## Work to be completed
Each record below should be written out again exactly as given.

## Task inputs
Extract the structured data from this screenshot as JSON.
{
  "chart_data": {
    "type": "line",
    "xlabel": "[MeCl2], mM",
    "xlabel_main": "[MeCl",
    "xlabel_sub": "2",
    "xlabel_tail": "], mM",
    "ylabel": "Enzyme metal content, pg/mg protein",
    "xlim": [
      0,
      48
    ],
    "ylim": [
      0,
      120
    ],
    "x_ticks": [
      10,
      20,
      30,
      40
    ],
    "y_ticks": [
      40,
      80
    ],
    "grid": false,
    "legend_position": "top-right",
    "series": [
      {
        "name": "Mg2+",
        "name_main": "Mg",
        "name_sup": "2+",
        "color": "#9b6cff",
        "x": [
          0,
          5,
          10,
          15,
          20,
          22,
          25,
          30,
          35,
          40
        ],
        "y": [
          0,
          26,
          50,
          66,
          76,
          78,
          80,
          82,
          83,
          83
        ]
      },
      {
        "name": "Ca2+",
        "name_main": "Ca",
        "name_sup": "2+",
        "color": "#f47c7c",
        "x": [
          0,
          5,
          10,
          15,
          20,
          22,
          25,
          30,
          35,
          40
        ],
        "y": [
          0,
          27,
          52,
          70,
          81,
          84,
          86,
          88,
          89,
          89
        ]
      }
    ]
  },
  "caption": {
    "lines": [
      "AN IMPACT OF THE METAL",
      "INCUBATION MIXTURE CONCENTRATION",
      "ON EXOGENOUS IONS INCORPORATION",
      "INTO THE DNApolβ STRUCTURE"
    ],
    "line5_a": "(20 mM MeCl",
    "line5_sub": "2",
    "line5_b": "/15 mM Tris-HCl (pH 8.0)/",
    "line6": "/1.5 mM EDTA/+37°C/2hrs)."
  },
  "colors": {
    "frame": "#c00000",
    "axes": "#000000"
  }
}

## Task result
Extract the structured data from this screenshot as JSON.
{
  "chart_data": {
    "type": "line",
    "xlabel": "[MeCl2], mM",
    "xlabel_main": "[MeCl",
    "xlabel_sub": "2",
    "xlabel_tail": "], mM",
    "ylabel": "Enzyme metal content, pg/mg protein",
    "xlim": [
      0,
      48
    ],
    "ylim": [
      0,
      120
    ],
    "x_ticks": [
      10,
      20,
      30,
      40
    ],
    "y_ticks": [
      40,
      80
    ],
    "grid": false,
    "legend_position": "top-right",
    "series": [
      {
        "name": "Mg2+",
        "name_main": "Mg",
        "name_sup": "2+",
        "color": "#9b6cff",
        "x": [
          0,
          5,
          10,
          15,
          20,
          22,
          25,
          30,
          35,
          40
        ],
        "y": [
          0,
          26,
          50,
          66,
          76,
          78,
          80,
          82,
          83,
          83
        ]
      },
      {
        "name": "Ca2+",
        "name_main": "Ca",
        "name_sup": "2+",
        "color": "#f47c7c",
        "x": [
          0,
          5,
          10,
          15,
          20,
          22,
          25,
          30,
          35,
          40
        ],
        "y": [
          0,
          27,
          52,
          70,
          81,
          84,
          86,
          88,
          89,
          89
        ]
      }
    ]
  },
  "caption": {
    "lines": [
      "AN IMPACT OF THE METAL",
      "INCUBATION MIXTURE CONCENTRATION",
      "ON EXOGENOUS IONS INCORPORATION",
      "INTO THE DNApolβ STRUCTURE"
    ],
    "line5_a": "(20 mM MeCl",
    "line5_sub": "2",
    "line5_b": "/15 mM Tris-HCl (pH 8.0)/",
    "line6": "/1.5 mM EDTA/+37°C/2hrs)."
  },
  "colors": {
    "frame": "#c00000",
    "axes": "#000000"
  }
}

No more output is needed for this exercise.